INPUT:
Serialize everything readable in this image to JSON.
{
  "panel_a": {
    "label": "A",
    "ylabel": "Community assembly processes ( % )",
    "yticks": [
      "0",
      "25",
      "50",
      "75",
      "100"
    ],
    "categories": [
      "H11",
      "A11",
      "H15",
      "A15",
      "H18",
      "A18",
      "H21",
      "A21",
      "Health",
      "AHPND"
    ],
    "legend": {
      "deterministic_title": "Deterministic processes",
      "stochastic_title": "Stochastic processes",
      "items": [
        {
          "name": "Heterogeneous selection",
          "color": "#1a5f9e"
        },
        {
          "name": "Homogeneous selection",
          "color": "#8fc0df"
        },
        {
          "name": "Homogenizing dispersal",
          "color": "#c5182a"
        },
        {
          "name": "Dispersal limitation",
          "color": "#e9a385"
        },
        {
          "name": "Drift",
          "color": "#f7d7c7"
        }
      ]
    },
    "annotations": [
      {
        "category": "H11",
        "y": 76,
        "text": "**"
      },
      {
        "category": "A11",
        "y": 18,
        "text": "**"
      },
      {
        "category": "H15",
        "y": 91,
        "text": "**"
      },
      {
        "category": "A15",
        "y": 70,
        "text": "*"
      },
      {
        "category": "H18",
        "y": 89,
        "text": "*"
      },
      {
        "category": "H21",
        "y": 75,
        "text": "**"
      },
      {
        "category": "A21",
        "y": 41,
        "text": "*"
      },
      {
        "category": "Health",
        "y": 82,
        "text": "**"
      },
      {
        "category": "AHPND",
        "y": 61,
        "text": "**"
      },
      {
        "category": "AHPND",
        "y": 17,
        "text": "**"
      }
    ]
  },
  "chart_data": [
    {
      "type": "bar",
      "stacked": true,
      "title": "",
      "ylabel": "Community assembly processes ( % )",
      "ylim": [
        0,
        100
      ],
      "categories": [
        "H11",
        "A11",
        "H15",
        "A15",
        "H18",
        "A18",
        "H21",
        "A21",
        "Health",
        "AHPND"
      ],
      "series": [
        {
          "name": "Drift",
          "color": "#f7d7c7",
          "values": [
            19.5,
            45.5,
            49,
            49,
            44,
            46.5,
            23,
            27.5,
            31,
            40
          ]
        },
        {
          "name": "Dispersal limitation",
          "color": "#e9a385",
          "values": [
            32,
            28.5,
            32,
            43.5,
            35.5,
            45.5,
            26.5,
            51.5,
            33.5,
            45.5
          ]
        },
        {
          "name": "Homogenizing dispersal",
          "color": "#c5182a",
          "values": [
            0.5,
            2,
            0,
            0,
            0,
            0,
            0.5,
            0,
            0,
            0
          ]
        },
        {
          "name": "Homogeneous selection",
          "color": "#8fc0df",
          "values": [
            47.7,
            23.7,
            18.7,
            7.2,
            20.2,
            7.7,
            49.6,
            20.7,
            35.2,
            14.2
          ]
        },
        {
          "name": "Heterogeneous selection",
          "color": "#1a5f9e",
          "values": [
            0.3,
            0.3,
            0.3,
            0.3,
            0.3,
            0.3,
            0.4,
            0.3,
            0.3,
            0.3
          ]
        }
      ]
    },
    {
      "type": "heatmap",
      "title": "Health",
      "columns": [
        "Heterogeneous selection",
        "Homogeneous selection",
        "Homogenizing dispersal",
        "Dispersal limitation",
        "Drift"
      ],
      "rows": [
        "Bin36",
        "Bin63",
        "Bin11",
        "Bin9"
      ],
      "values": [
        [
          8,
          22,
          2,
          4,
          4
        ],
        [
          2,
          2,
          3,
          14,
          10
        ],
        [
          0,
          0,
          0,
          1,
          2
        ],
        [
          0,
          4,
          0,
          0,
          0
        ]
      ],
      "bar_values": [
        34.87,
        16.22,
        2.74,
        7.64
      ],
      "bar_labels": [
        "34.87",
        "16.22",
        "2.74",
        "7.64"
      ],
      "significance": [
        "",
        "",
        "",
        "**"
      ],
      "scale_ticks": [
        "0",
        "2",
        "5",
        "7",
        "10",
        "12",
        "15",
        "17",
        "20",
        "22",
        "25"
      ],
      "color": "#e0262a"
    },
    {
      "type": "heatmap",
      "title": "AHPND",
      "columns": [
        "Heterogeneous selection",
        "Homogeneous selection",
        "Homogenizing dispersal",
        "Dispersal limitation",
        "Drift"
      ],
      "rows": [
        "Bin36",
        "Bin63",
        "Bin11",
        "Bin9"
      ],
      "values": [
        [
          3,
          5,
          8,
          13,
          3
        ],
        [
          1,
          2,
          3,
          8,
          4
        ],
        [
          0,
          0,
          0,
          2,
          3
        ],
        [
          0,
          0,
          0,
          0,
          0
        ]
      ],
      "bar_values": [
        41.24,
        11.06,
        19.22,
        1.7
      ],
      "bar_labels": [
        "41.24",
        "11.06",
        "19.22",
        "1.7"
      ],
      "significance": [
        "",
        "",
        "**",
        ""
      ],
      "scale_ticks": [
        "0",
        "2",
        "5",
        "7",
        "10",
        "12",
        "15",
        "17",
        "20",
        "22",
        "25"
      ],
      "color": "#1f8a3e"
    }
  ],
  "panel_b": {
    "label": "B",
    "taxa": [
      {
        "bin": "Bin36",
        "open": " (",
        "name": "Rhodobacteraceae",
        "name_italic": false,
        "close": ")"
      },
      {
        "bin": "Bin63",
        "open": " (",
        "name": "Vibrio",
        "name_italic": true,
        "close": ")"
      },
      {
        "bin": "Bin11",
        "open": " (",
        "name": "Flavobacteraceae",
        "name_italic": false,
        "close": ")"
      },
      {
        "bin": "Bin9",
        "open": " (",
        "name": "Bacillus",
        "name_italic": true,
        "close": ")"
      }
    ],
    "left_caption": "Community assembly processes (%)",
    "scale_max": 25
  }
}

GIVEN INSTRUCTION: Collect the lines that hold "Health".

PROBLEM SOLUTION:
      "Health",
        "category": "Health",
        "Health",
      "title": "Health",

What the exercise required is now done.